━━ RECORD LIST
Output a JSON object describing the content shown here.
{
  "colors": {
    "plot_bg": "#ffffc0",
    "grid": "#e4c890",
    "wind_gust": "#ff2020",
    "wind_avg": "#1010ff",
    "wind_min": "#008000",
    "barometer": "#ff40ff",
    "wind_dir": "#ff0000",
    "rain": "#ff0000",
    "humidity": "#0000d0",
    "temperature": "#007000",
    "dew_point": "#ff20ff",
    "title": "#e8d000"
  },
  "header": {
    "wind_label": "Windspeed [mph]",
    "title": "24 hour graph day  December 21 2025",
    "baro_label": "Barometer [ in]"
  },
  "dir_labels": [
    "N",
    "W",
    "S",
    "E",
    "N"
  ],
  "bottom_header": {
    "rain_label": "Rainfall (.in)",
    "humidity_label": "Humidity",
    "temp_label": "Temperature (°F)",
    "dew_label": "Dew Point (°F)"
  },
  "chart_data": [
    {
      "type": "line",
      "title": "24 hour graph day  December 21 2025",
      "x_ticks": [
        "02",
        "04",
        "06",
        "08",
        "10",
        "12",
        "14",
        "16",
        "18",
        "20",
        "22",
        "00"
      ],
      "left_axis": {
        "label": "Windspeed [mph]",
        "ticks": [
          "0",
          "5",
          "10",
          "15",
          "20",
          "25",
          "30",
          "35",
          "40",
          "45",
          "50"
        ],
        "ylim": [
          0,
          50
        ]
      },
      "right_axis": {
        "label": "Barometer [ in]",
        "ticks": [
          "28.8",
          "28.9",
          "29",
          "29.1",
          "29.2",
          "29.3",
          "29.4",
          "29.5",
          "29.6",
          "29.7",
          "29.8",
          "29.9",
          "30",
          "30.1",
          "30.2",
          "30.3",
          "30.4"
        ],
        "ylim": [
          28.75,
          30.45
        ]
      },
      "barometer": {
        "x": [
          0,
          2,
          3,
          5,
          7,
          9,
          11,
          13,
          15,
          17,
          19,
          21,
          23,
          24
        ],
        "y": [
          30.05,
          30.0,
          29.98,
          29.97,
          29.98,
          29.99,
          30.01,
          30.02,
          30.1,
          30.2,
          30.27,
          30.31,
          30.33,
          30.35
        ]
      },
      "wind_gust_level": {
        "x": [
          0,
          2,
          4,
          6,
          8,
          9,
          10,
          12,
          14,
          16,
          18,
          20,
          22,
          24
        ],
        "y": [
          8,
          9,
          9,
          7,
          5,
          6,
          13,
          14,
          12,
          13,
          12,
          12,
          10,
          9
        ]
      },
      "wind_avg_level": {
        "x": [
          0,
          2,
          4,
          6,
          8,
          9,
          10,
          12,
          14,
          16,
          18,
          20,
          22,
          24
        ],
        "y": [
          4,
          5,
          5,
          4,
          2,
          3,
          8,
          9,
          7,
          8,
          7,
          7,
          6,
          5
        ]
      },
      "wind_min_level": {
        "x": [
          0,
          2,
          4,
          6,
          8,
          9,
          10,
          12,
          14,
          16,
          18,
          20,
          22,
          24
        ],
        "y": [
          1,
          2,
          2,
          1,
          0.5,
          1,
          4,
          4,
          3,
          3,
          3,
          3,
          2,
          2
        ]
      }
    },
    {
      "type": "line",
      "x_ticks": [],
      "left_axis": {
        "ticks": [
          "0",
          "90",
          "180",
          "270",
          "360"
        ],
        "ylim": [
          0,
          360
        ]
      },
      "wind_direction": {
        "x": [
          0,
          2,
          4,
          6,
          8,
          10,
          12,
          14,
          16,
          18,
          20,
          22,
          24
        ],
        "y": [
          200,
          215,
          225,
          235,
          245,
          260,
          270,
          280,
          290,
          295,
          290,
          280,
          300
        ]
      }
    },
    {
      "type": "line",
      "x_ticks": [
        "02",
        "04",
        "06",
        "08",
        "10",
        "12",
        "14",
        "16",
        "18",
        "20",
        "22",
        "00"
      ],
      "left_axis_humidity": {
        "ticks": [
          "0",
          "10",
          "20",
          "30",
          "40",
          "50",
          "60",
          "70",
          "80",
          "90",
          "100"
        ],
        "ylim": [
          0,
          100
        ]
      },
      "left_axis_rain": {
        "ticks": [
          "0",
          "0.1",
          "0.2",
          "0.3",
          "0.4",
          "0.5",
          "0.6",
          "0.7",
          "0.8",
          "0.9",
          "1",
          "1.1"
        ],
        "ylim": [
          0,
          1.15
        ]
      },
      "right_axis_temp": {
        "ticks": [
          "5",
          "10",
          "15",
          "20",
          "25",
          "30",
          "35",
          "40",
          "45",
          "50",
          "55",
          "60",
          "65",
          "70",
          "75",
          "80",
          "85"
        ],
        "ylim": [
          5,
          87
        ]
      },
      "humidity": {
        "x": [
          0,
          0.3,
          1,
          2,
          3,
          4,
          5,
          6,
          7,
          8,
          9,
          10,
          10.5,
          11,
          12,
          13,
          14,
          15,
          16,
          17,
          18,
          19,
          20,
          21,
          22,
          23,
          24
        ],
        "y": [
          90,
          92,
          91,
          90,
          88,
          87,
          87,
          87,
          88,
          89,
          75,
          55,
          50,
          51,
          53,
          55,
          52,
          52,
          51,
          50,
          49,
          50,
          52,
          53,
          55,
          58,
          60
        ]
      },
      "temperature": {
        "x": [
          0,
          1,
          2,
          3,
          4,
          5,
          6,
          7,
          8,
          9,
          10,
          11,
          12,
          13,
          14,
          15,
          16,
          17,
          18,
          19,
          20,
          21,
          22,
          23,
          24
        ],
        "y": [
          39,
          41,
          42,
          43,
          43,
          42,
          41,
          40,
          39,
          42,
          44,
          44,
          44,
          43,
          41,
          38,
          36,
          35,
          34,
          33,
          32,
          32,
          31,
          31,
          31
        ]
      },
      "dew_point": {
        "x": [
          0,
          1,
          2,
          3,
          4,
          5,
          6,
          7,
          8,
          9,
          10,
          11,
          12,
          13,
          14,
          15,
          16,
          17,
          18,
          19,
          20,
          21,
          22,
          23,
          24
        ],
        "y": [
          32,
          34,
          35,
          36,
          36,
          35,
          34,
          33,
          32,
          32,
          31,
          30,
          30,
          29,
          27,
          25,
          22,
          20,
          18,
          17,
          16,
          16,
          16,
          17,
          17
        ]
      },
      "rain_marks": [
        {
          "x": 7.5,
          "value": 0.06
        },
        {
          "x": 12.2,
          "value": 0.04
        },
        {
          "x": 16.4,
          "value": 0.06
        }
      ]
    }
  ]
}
━━━━
TASK TO COMPLETE >>
Show the lines of the material that contain the word "graph".

EXPECTED ANSWER >>
    "title": "24 hour graph day  December 21 2025",
      "title": "24 hour graph day  December 21 2025",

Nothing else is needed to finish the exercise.